Collected data
==============================

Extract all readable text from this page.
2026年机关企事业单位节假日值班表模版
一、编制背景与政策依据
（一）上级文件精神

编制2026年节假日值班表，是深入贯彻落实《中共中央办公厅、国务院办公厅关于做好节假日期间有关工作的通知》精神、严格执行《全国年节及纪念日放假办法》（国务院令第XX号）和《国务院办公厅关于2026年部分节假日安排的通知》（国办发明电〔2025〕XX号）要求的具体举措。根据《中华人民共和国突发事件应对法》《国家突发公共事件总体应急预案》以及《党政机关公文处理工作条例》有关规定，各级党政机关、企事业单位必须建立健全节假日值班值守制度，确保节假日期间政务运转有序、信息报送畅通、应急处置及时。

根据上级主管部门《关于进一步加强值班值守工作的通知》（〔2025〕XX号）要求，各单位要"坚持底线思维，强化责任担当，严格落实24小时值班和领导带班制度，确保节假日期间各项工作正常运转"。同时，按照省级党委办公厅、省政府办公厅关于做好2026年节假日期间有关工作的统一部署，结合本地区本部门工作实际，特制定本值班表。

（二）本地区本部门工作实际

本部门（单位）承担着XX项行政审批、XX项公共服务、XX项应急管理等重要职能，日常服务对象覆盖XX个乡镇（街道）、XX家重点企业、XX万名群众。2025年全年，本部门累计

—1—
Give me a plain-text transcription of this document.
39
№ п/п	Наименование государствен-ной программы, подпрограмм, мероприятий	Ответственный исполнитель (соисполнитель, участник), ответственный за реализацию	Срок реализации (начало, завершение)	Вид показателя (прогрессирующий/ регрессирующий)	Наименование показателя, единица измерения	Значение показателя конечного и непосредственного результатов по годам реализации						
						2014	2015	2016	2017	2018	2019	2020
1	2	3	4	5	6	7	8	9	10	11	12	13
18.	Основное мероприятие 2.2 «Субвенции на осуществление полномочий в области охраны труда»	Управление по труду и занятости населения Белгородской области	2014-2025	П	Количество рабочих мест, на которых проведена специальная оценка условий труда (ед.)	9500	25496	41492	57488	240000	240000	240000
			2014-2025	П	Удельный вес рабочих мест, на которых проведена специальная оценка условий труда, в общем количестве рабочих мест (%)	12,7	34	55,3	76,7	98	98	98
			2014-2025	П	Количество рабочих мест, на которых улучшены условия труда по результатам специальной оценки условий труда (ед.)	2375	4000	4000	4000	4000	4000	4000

==============================

State how many lines in the entries above include the word "проведена"; reply with the number alone.

2